Provided data:

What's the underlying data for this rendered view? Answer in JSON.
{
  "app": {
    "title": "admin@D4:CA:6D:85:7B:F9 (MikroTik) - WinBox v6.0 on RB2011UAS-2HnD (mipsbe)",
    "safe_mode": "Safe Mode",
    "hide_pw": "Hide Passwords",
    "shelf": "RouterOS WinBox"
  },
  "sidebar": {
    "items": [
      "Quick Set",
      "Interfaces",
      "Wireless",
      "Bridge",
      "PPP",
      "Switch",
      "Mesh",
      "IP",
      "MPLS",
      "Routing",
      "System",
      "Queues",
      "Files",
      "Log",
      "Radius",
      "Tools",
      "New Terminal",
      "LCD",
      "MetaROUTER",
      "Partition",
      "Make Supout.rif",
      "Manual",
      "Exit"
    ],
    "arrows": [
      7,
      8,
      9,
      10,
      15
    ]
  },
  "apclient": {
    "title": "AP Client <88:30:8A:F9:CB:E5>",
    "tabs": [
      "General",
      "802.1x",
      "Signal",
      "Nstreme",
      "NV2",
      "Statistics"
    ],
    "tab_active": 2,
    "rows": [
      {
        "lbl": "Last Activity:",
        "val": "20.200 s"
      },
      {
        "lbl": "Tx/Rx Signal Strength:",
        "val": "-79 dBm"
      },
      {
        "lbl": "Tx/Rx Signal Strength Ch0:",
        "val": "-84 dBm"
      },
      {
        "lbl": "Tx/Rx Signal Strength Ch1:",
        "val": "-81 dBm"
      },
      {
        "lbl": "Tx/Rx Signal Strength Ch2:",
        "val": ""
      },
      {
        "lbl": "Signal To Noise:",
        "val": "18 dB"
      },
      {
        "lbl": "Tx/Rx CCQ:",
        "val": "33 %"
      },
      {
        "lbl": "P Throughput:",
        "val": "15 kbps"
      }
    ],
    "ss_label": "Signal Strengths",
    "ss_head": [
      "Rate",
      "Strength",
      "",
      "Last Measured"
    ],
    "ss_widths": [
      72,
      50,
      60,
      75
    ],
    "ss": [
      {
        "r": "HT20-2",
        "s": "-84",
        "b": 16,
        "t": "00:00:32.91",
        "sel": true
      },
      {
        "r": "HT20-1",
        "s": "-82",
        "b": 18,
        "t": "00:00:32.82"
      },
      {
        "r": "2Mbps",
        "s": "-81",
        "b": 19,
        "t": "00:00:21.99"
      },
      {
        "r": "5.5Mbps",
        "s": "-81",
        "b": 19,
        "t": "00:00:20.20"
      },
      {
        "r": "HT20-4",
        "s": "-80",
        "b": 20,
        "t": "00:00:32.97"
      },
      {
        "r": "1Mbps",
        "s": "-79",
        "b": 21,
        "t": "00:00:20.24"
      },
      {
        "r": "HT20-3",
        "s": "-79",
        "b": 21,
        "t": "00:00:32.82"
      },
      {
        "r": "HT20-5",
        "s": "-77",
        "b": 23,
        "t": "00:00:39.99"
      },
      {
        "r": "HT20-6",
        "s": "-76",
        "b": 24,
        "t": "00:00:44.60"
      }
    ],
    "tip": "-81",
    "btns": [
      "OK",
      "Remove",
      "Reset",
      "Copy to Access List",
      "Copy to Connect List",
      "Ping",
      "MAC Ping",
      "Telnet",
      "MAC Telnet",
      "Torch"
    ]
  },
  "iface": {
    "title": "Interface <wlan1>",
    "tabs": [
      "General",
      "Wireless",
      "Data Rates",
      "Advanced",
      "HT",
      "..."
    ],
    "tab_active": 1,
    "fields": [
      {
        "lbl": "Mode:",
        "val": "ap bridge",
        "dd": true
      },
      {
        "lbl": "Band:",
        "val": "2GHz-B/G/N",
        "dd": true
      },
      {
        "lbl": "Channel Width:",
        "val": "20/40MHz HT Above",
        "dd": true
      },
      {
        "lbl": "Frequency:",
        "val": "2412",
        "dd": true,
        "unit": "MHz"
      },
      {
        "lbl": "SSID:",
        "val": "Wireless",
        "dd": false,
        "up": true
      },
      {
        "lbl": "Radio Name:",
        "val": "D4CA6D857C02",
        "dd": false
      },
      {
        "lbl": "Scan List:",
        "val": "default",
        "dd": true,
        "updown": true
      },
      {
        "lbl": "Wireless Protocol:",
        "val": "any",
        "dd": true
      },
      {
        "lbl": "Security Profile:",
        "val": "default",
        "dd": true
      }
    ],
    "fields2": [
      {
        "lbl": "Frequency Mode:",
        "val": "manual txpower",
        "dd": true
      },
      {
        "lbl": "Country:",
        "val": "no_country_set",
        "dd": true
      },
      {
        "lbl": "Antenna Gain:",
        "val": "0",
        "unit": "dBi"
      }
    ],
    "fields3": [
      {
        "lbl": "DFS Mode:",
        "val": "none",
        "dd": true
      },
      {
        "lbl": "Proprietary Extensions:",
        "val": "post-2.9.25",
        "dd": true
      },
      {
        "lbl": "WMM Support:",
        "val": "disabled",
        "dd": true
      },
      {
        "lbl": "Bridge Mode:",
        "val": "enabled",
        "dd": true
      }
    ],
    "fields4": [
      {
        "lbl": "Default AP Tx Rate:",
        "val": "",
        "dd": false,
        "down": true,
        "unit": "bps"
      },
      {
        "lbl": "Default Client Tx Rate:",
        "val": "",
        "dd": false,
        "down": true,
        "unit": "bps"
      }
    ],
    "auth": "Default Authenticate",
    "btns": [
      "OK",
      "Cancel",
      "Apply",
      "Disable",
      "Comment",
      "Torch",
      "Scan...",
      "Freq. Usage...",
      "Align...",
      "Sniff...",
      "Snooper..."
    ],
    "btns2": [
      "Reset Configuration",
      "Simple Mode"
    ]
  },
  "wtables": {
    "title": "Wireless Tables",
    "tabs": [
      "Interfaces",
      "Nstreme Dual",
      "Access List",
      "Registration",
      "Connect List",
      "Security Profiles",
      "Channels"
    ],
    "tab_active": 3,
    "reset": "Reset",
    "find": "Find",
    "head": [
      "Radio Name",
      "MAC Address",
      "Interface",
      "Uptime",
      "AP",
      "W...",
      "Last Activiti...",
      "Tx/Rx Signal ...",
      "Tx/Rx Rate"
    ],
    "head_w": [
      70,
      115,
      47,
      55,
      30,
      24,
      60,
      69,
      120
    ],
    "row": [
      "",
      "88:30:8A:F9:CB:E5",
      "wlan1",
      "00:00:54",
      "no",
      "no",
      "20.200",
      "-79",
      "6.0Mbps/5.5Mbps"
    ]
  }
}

Given request:
Determine how many lines in the data above contain the string "Last". Give nothing except the number.

Solution:
3